(Items from a figure collection)
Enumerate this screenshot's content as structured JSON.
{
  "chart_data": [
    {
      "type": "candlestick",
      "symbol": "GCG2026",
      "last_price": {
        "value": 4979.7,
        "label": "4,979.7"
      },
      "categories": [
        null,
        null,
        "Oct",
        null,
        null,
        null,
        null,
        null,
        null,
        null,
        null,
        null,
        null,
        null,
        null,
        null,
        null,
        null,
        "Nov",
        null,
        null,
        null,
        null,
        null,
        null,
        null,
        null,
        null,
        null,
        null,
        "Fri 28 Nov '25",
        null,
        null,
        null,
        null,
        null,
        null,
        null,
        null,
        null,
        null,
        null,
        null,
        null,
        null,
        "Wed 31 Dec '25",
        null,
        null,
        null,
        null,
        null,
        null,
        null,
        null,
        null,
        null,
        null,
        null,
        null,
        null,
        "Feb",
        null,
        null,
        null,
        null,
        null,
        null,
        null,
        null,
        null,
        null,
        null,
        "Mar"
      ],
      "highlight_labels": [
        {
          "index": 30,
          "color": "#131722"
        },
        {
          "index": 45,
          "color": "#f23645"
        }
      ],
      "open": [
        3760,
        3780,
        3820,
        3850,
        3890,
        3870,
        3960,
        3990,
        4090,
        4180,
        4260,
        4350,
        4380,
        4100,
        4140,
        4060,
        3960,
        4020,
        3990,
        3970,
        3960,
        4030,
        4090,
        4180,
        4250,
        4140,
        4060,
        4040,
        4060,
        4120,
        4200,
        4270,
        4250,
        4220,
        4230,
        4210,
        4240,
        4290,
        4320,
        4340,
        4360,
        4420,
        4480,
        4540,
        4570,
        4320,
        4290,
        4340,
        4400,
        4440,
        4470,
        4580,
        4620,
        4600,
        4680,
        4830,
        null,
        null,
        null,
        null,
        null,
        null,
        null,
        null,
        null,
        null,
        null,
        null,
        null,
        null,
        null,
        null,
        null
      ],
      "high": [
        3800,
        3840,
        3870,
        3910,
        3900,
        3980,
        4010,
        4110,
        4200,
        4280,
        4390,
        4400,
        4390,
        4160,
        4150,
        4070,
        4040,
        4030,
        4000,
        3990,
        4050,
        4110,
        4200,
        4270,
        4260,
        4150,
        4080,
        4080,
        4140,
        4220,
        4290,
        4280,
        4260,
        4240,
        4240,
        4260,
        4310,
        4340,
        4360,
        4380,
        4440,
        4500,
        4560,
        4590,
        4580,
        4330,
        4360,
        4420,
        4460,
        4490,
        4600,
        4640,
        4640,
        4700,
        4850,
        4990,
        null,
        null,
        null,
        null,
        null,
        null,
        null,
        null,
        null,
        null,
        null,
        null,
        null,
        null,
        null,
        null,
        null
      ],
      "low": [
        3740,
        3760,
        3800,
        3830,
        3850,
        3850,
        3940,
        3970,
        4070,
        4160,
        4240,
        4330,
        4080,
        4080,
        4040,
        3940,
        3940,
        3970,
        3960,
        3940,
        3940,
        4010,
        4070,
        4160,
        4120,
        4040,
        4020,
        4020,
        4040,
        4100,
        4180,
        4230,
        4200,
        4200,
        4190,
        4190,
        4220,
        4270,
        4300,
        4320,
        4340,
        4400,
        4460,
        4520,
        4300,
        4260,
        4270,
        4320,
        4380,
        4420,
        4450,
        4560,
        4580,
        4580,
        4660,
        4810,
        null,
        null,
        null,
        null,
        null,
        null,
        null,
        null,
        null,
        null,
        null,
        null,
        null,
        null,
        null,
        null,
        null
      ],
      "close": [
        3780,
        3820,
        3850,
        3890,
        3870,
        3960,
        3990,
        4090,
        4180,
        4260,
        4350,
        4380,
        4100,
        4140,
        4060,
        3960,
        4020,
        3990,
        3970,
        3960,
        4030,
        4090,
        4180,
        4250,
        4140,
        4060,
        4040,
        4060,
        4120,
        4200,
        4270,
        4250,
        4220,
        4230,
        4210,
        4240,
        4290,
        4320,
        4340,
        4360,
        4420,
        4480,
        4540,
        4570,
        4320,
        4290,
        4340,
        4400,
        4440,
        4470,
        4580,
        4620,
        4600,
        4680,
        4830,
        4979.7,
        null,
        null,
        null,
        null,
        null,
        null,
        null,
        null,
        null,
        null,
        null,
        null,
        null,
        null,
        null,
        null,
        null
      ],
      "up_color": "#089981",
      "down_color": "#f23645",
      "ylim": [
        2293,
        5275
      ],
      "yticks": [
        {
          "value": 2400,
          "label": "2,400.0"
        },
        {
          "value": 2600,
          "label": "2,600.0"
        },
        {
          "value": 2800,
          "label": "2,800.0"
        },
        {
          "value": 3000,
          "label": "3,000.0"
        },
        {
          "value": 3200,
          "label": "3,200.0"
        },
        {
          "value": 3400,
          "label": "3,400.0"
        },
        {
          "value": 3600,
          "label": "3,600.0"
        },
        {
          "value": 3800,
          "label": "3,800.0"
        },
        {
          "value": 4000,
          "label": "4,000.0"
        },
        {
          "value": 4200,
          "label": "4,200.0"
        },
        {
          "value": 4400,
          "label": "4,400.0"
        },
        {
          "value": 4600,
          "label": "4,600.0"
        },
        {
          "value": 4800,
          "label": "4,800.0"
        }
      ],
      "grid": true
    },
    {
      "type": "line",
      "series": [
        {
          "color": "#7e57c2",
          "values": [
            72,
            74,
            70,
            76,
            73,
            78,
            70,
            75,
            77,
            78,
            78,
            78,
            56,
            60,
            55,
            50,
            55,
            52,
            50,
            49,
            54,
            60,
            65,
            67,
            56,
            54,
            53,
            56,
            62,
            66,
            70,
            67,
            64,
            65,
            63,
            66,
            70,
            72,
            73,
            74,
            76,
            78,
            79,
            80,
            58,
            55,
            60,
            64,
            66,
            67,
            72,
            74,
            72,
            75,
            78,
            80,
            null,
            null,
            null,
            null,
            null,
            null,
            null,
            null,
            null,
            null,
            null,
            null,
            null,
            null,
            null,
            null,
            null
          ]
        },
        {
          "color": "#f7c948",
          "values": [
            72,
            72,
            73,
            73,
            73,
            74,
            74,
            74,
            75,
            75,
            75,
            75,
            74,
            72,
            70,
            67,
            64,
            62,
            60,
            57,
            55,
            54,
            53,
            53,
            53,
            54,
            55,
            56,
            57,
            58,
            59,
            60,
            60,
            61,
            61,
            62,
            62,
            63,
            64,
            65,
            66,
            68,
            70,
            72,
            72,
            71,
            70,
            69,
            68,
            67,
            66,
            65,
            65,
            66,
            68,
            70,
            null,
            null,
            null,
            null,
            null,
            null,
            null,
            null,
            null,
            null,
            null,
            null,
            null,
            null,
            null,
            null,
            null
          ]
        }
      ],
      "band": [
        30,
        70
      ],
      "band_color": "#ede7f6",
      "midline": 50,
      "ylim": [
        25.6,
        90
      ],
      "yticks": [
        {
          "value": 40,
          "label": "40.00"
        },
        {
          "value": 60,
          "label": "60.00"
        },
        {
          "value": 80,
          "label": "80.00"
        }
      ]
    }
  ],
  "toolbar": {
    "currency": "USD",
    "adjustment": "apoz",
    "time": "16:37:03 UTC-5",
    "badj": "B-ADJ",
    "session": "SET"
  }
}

### Required work
What do the records say? Quote them all exactly.

### Written answer
Enumerate this screenshot's content as structured JSON.
{
  "chart_data": [
    {
      "type": "candlestick",
      "symbol": "GCG2026",
      "last_price": {
        "value": 4979.7,
        "label": "4,979.7"
      },
      "categories": [
        null,
        null,
        "Oct",
        null,
        null,
        null,
        null,
        null,
        null,
        null,
        null,
        null,
        null,
        null,
        null,
        null,
        null,
        null,
        "Nov",
        null,
        null,
        null,
        null,
        null,
        null,
        null,
        null,
        null,
        null,
        null,
        "Fri 28 Nov '25",
        null,
        null,
        null,
        null,
        null,
        null,
        null,
        null,
        null,
        null,
        null,
        null,
        null,
        null,
        "Wed 31 Dec '25",
        null,
        null,
        null,
        null,
        null,
        null,
        null,
        null,
        null,
        null,
        null,
        null,
        null,
        null,
        "Feb",
        null,
        null,
        null,
        null,
        null,
        null,
        null,
        null,
        null,
        null,
        null,
        "Mar"
      ],
      "highlight_labels": [
        {
          "index": 30,
          "color": "#131722"
        },
        {
          "index": 45,
          "color": "#f23645"
        }
      ],
      "open": [
        3760,
        3780,
        3820,
        3850,
        3890,
        3870,
        3960,
        3990,
        4090,
        4180,
        4260,
        4350,
        4380,
        4100,
        4140,
        4060,
        3960,
        4020,
        3990,
        3970,
        3960,
        4030,
        4090,
        4180,
        4250,
        4140,
        4060,
        4040,
        4060,
        4120,
        4200,
        4270,
        4250,
        4220,
        4230,
        4210,
        4240,
        4290,
        4320,
        4340,
        4360,
        4420,
        4480,
        4540,
        4570,
        4320,
        4290,
        4340,
        4400,
        4440,
        4470,
        4580,
        4620,
        4600,
        4680,
        4830,
        null,
        null,
        null,
        null,
        null,
        null,
        null,
        null,
        null,
        null,
        null,
        null,
        null,
        null,
        null,
        null,
        null
      ],
      "high": [
        3800,
        3840,
        3870,
        3910,
        3900,
        3980,
        4010,
        4110,
        4200,
        4280,
        4390,
        4400,
        4390,
        4160,
        4150,
        4070,
        4040,
        4030,
        4000,
        3990,
        4050,
        4110,
        4200,
        4270,
        4260,
        4150,
        4080,
        4080,
        4140,
        4220,
        4290,
        4280,
        4260,
        4240,
        4240,
        4260,
        4310,
        4340,
        4360,
        4380,
        4440,
        4500,
        4560,
        4590,
        4580,
        4330,
        4360,
        4420,
        4460,
        4490,
        4600,
        4640,
        4640,
        4700,
        4850,
        4990,
        null,
        null,
        null,
        null,
        null,
        null,
        null,
        null,
        null,
        null,
        null,
        null,
        null,
        null,
        null,
        null,
        null
      ],
      "low": [
        3740,
        3760,
        3800,
        3830,
        3850,
        3850,
        3940,
        3970,
        4070,
        4160,
        4240,
        4330,
        4080,
        4080,
        4040,
        3940,
        3940,
        3970,
        3960,
        3940,
        3940,
        4010,
        4070,
        4160,
        4120,
        4040,
        4020,
        4020,
        4040,
        4100,
        4180,
        4230,
        4200,
        4200,
        4190,
        4190,
        4220,
        4270,
        4300,
        4320,
        4340,
        4400,
        4460,
        4520,
        4300,
        4260,
        4270,
        4320,
        4380,
        4420,
        4450,
        4560,
        4580,
        4580,
        4660,
        4810,
        null,
        null,
        null,
        null,
        null,
        null,
        null,
        null,
        null,
        null,
        null,
        null,
        null,
        null,
        null,
        null,
        null
      ],
      "close": [
        3780,
        3820,
        3850,
        3890,
        3870,
        3960,
        3990,
        4090,
        4180,
        4260,
        4350,
        4380,
        4100,
        4140,
        4060,
        3960,
        4020,
        3990,
        3970,
        3960,
        4030,
        4090,
        4180,
        4250,
        4140,
        4060,
        4040,
        4060,
        4120,
        4200,
        4270,
        4250,
        4220,
        4230,
        4210,
        4240,
        4290,
        4320,
        4340,
        4360,
        4420,
        4480,
        4540,
        4570,
        4320,
        4290,
        4340,
        4400,
        4440,
        4470,
        4580,
        4620,
        4600,
        4680,
        4830,
        4979.7,
        null,
        null,
        null,
        null,
        null,
        null,
        null,
        null,
        null,
        null,
        null,
        null,
        null,
        null,
        null,
        null,
        null
      ],
      "up_color": "#089981",
      "down_color": "#f23645",
      "ylim": [
        2293,
        5275
      ],
      "yticks": [
        {
          "value": 2400,
          "label": "2,400.0"
        },
        {
          "value": 2600,
          "label": "2,600.0"
        },
        {
          "value": 2800,
          "label": "2,800.0"
        },
        {
          "value": 3000,
          "label": "3,000.0"
        },
        {
          "value": 3200,
          "label": "3,200.0"
        },
        {
          "value": 3400,
          "label": "3,400.0"
        },
        {
          "value": 3600,
          "label": "3,600.0"
        },
        {
          "value": 3800,
          "label": "3,800.0"
        },
        {
          "value": 4000,
          "label": "4,000.0"
        },
        {
          "value": 4200,
          "label": "4,200.0"
        },
        {
          "value": 4400,
          "label": "4,400.0"
        },
        {
          "value": 4600,
          "label": "4,600.0"
        },
        {
          "value": 4800,
          "label": "4,800.0"
        }
      ],
      "grid": true
    },
    {
      "type": "line",
      "series": [
        {
          "color": "#7e57c2",
          "values": [
            72,
            74,
            70,
            76,
            73,
            78,
            70,
            75,
            77,
            78,
            78,
            78,
            56,
            60,
            55,
            50,
            55,
            52,
            50,
            49,
            54,
            60,
            65,
            67,
            56,
            54,
            53,
            56,
            62,
            66,
            70,
            67,
            64,
            65,
            63,
            66,
            70,
            72,
            73,
            74,
            76,
            78,
            79,
            80,
            58,
            55,
            60,
            64,
            66,
            67,
            72,
            74,
            72,
            75,
            78,
            80,
            null,
            null,
            null,
            null,
            null,
            null,
            null,
            null,
            null,
            null,
            null,
            null,
            null,
            null,
            null,
            null,
            null
          ]
        },
        {
          "color": "#f7c948",
          "values": [
            72,
            72,
            73,
            73,
            73,
            74,
            74,
            74,
            75,
            75,
            75,
            75,
            74,
            72,
            70,
            67,
            64,
            62,
            60,
            57,
            55,
            54,
            53,
            53,
            53,
            54,
            55,
            56,
            57,
            58,
            59,
            60,
            60,
            61,
            61,
            62,
            62,
            63,
            64,
            65,
            66,
            68,
            70,
            72,
            72,
            71,
            70,
            69,
            68,
            67,
            66,
            65,
            65,
            66,
            68,
            70,
            null,
            null,
            null,
            null,
            null,
            null,
            null,
            null,
            null,
            null,
            null,
            null,
            null,
            null,
            null,
            null,
            null
          ]
        }
      ],
      "band": [
        30,
        70
      ],
      "band_color": "#ede7f6",
      "midline": 50,
      "ylim": [
        25.6,
        90
      ],
      "yticks": [
        {
          "value": 40,
          "label": "40.00"
        },
        {
          "value": 60,
          "label": "60.00"
        },
        {
          "value": 80,
          "label": "80.00"
        }
      ]
    }
  ],
  "toolbar": {
    "currency": "USD",
    "adjustment": "apoz",
    "time": "16:37:03 UTC-5",
    "badj": "B-ADJ",
    "session": "SET"
  }
}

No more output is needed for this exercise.